Read the records below and copy each line that contains "name".
[Start Information shown]
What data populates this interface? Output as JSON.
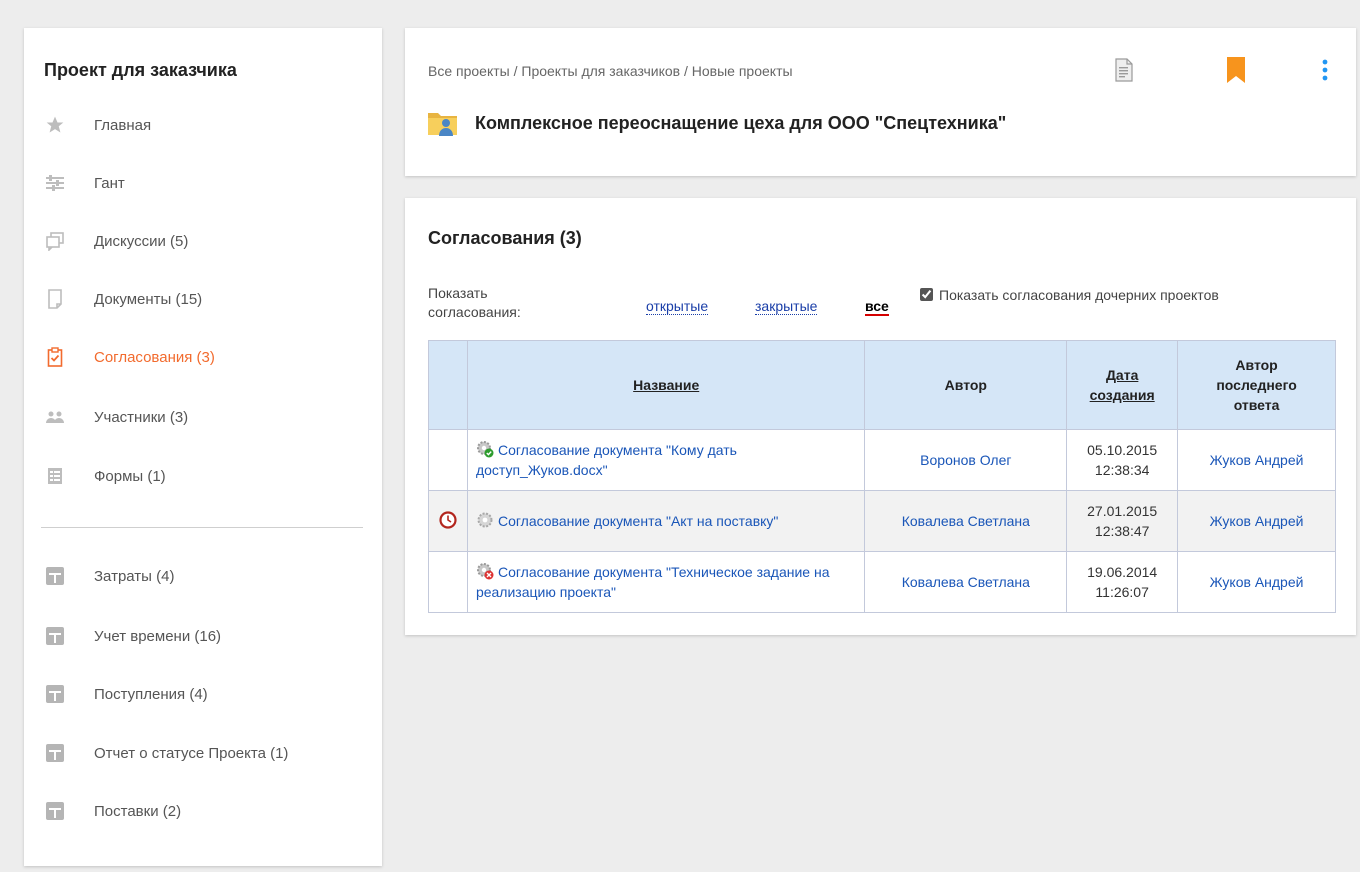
{
  "sidebar": {
    "title": "Проект для заказчика",
    "items": [
      {
        "label": "Главная",
        "icon": "star-icon"
      },
      {
        "label": "Гант",
        "icon": "gantt-icon"
      },
      {
        "label": "Дискуссии (5)",
        "icon": "discussions-icon"
      },
      {
        "label": "Документы (15)",
        "icon": "documents-icon"
      },
      {
        "label": "Согласования (3)",
        "icon": "approvals-icon",
        "active": true
      },
      {
        "label": "Участники (3)",
        "icon": "members-icon"
      },
      {
        "label": "Формы (1)",
        "icon": "forms-icon"
      }
    ],
    "extra_items": [
      {
        "label": "Затраты (4)",
        "icon": "table-icon"
      },
      {
        "label": "Учет времени (16)",
        "icon": "table-icon"
      },
      {
        "label": "Поступления (4)",
        "icon": "table-icon"
      },
      {
        "label": "Отчет о статусе Проекта (1)",
        "icon": "table-icon"
      },
      {
        "label": "Поставки (2)",
        "icon": "table-icon"
      }
    ]
  },
  "header": {
    "breadcrumb": [
      "Все проекты",
      "Проекты для заказчиков",
      "Новые проекты"
    ],
    "breadcrumb_sep": " / ",
    "project_title": "Комплексное переоснащение цеха для ООО \"Спецтехника\"",
    "actions": [
      "new-document-icon",
      "bookmark-icon",
      "more-vert-icon"
    ],
    "accent_color": "#f7941d"
  },
  "approvals": {
    "title": "Согласования (3)",
    "filter_label": "Показать согласования:",
    "filters": [
      {
        "label": "открытые",
        "current": false
      },
      {
        "label": "закрытые",
        "current": false
      },
      {
        "label": "все",
        "current": true
      }
    ],
    "child_checkbox": {
      "label": "Показать согласования дочерних проектов",
      "checked": true
    },
    "columns": {
      "name": "Название",
      "author": "Автор",
      "created_line1": "Дата",
      "created_line2": "создания",
      "last_author_line1": "Автор",
      "last_author_line2": "последнего",
      "last_author_line3": "ответа"
    },
    "rows": [
      {
        "row_icon": "",
        "status_icon": "approved-gear-icon",
        "name": "Согласование документа \"Кому дать доступ_Жуков.docx\"",
        "author": "Воронов Олег",
        "date": "05.10.2015",
        "time": "12:38:34",
        "last_author": "Жуков Андрей"
      },
      {
        "row_icon": "overdue-clock-icon",
        "status_icon": "in-progress-gear-icon",
        "name": "Согласование документа \"Акт на поставку\"",
        "author": "Ковалева Светлана",
        "date": "27.01.2015",
        "time": "12:38:47",
        "last_author": "Жуков Андрей"
      },
      {
        "row_icon": "",
        "status_icon": "rejected-gear-icon",
        "name": "Согласование документа \"Техническое задание на реализацию проекта\"",
        "author": "Ковалева Светлана",
        "date": "19.06.2014",
        "time": "11:26:07",
        "last_author": "Жуков Андрей"
      }
    ]
  }
}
[End Information shown]
■ **Reply to the exercise**:
      "name": "Название",
        "name": "Согласование документа \"Кому дать доступ_Жуков.docx\"",
        "name": "Согласование документа \"Акт на поставку\"",
        "name": "Согласование документа \"Техническое задание на реализацию проекта\"",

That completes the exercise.